Problem requirements
Your task is to copy every record exactly.

Record excerpts
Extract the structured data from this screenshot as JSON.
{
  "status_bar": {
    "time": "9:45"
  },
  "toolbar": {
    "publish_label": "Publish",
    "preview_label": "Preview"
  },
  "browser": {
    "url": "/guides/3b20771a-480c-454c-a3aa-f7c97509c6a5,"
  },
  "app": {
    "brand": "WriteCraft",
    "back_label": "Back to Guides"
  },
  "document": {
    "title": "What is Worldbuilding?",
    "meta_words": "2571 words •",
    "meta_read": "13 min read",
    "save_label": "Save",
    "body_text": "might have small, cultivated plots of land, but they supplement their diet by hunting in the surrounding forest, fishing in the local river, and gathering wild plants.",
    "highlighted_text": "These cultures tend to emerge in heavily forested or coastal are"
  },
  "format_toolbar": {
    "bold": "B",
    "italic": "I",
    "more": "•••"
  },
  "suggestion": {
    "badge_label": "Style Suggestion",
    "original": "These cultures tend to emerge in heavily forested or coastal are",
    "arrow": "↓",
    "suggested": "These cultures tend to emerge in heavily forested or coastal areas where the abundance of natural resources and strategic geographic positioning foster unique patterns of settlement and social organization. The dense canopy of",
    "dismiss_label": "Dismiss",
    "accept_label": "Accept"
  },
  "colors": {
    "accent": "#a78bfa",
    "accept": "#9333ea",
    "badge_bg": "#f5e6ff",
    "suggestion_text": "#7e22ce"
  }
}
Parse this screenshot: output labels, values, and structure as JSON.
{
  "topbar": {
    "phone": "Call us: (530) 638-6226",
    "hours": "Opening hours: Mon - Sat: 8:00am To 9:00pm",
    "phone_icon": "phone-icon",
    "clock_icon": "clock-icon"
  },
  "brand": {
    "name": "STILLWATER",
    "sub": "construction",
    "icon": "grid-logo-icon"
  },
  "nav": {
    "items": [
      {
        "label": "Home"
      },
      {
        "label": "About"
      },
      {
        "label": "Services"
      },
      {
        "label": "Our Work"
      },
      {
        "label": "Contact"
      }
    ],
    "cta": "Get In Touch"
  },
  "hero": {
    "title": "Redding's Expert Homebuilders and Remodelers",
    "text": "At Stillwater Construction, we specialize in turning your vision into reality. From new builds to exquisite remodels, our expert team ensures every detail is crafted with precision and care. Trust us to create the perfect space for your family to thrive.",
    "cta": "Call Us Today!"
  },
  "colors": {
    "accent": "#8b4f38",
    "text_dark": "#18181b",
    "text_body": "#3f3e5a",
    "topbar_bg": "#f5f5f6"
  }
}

Exercise output
Extract the structured data from this screenshot as JSON.
{
  "status_bar": {
    "time": "9:45"
  },
  "toolbar": {
    "publish_label": "Publish",
    "preview_label": "Preview"
  },
  "browser": {
    "url": "/guides/3b20771a-480c-454c-a3aa-f7c97509c6a5,"
  },
  "app": {
    "brand": "WriteCraft",
    "back_label": "Back to Guides"
  },
  "document": {
    "title": "What is Worldbuilding?",
    "meta_words": "2571 words •",
    "meta_read": "13 min read",
    "save_label": "Save",
    "body_text": "might have small, cultivated plots of land, but they supplement their diet by hunting in the surrounding forest, fishing in the local river, and gathering wild plants.",
    "highlighted_text": "These cultures tend to emerge in heavily forested or coastal are"
  },
  "format_toolbar": {
    "bold": "B",
    "italic": "I",
    "more": "•••"
  },
  "suggestion": {
    "badge_label": "Style Suggestion",
    "original": "These cultures tend to emerge in heavily forested or coastal are",
    "arrow": "↓",
    "suggested": "These cultures tend to emerge in heavily forested or coastal areas where the abundance of natural resources and strategic geographic positioning foster unique patterns of settlement and social organization. The dense canopy of",
    "dismiss_label": "Dismiss",
    "accept_label": "Accept"
  },
  "colors": {
    "accent": "#a78bfa",
    "accept": "#9333ea",
    "badge_bg": "#f5e6ff",
    "suggestion_text": "#7e22ce"
  }
}
Parse this screenshot: output labels, values, and structure as JSON.
{
  "topbar": {
    "phone": "Call us: (530) 638-6226",
    "hours": "Opening hours: Mon - Sat: 8:00am To 9:00pm",
    "phone_icon": "phone-icon",
    "clock_icon": "clock-icon"
  },
  "brand": {
    "name": "STILLWATER",
    "sub": "construction",
    "icon": "grid-logo-icon"
  },
  "nav": {
    "items": [
      {
        "label": "Home"
      },
      {
        "label": "About"
      },
      {
        "label": "Services"
      },
      {
        "label": "Our Work"
      },
      {
        "label": "Contact"
      }
    ],
    "cta": "Get In Touch"
  },
  "hero": {
    "title": "Redding's Expert Homebuilders and Remodelers",
    "text": "At Stillwater Construction, we specialize in turning your vision into reality. From new builds to exquisite remodels, our expert team ensures every detail is crafted with precision and care. Trust us to create the perfect space for your family to thrive.",
    "cta": "Call Us Today!"
  },
  "colors": {
    "accent": "#8b4f38",
    "text_dark": "#18181b",
    "text_body": "#3f3e5a",
    "topbar_bg": "#f5f5f6"
  }
}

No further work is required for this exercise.